Work instructions
Search the records below for the word "relative" and show every line where it occurs.

Data extract
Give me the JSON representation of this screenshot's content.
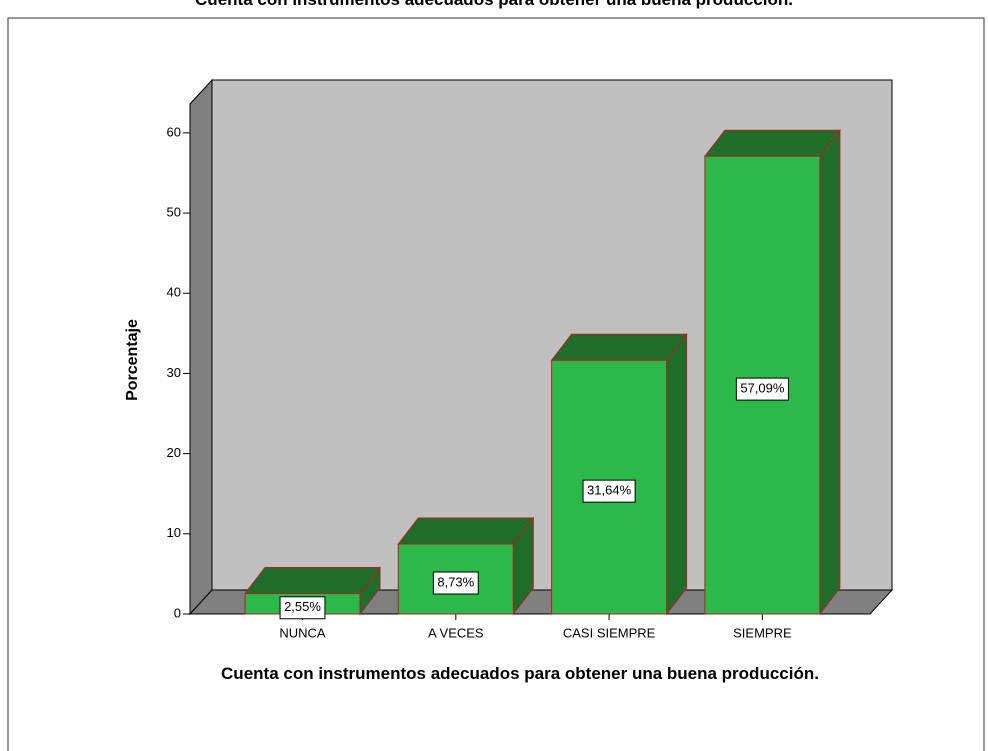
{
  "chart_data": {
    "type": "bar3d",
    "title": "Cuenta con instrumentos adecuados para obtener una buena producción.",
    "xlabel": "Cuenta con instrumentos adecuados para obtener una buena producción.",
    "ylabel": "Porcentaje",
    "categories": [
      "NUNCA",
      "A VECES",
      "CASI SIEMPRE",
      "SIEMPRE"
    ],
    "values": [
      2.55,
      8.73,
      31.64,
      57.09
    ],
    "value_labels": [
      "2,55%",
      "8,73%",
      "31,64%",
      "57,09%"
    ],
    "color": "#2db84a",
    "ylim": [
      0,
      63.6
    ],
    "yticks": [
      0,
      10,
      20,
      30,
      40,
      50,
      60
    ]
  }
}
* * *
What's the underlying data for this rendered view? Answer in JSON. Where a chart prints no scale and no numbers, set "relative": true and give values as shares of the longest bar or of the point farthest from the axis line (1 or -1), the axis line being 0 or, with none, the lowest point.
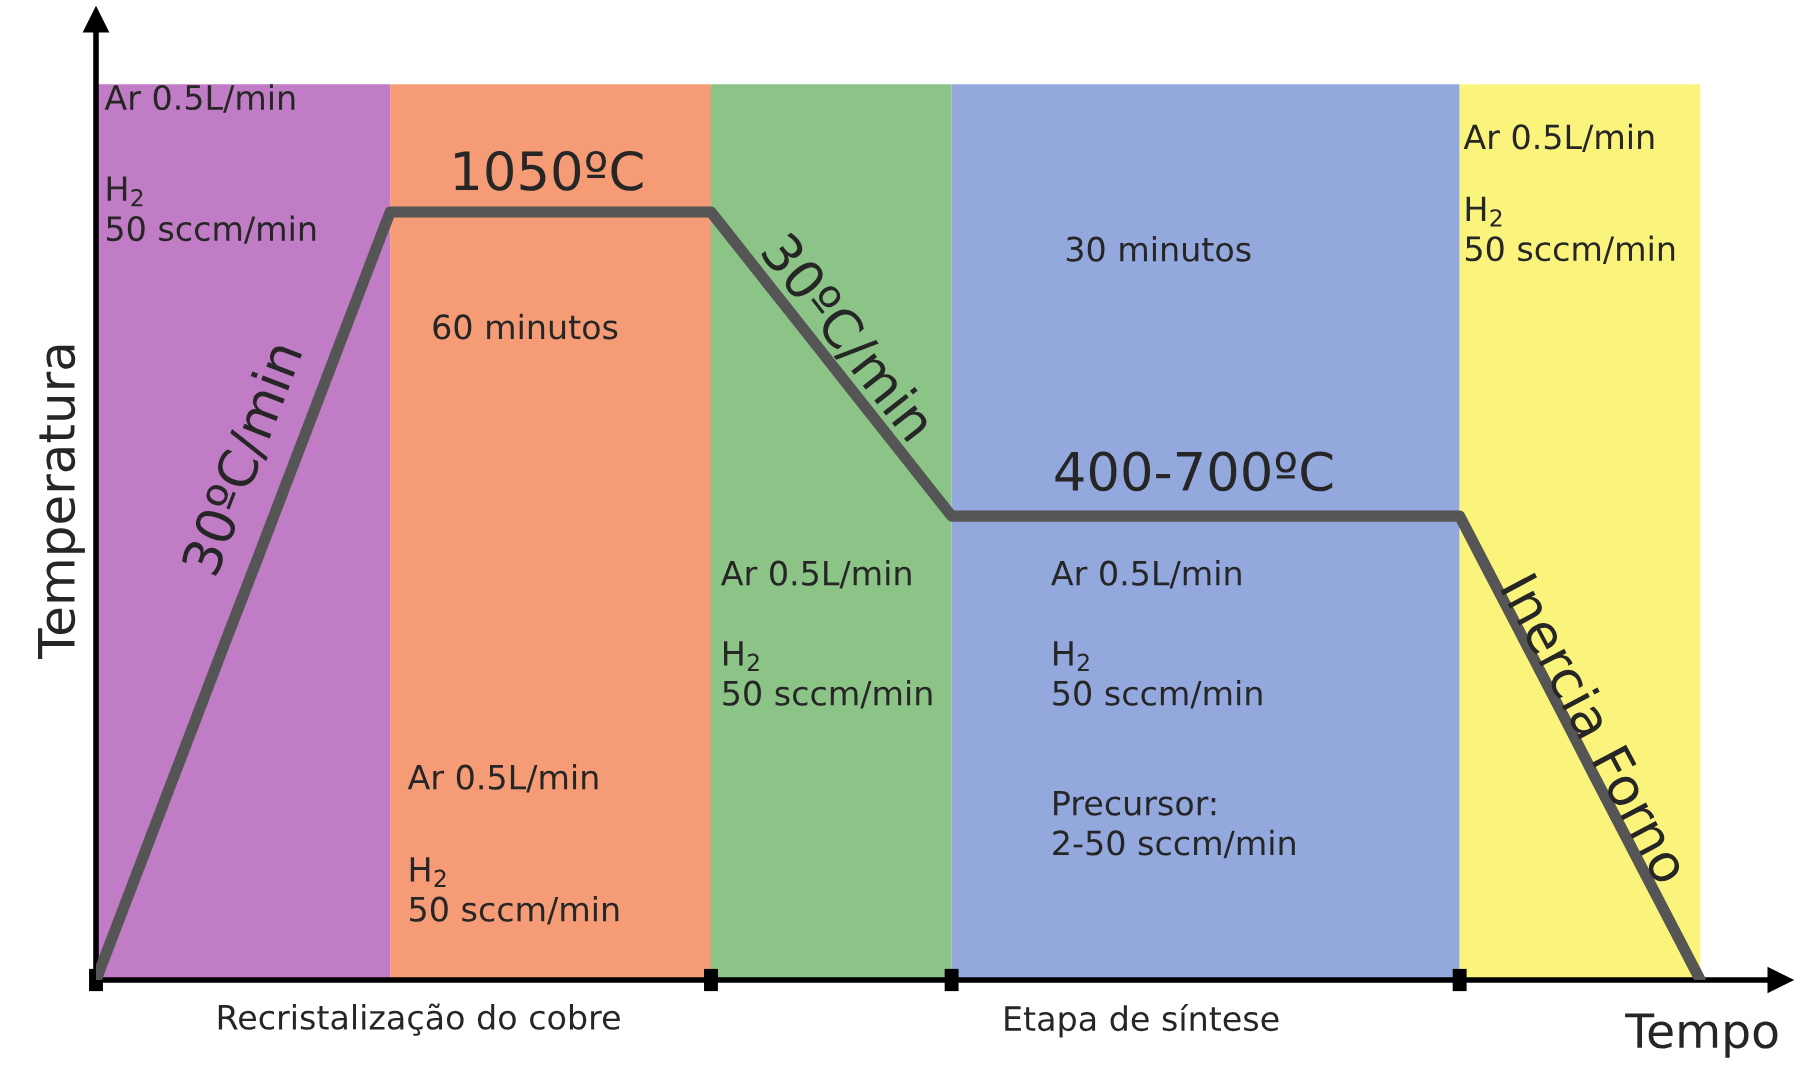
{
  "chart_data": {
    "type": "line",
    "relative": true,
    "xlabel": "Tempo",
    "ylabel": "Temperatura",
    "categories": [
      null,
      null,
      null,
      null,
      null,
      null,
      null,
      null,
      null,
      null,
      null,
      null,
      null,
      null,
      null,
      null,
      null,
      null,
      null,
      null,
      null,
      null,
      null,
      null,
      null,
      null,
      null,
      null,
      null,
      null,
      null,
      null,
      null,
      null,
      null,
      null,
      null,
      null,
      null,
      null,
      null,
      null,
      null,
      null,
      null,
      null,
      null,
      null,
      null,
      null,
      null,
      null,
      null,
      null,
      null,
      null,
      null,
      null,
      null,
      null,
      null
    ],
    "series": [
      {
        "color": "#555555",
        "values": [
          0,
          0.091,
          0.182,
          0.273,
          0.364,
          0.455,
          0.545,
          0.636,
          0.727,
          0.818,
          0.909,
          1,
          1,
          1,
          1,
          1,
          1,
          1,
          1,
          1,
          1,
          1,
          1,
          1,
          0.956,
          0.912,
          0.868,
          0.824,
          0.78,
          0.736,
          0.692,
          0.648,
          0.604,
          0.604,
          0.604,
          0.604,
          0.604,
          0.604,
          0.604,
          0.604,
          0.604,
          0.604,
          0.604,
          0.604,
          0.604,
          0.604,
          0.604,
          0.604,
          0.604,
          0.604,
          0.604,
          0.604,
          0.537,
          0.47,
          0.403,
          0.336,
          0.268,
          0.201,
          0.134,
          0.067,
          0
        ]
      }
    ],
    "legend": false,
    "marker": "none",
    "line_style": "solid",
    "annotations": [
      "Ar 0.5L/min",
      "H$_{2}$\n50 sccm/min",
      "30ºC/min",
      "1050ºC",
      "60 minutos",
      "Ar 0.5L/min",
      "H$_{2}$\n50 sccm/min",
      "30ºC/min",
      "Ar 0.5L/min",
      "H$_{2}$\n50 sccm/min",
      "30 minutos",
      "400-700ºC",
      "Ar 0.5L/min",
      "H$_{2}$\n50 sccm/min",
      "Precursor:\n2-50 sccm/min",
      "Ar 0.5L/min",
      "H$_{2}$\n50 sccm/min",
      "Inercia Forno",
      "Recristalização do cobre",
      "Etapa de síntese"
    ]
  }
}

Solution for this exercise
What's the underlying data for this rendered view? Answer in JSON. Where a chart prints no scale and no numbers, set "relative": true and give values as shares of the longest bar or of the point farthest from the axis line (1 or -1), the axis line being 0 or, with none, the lowest point.
    "relative": true,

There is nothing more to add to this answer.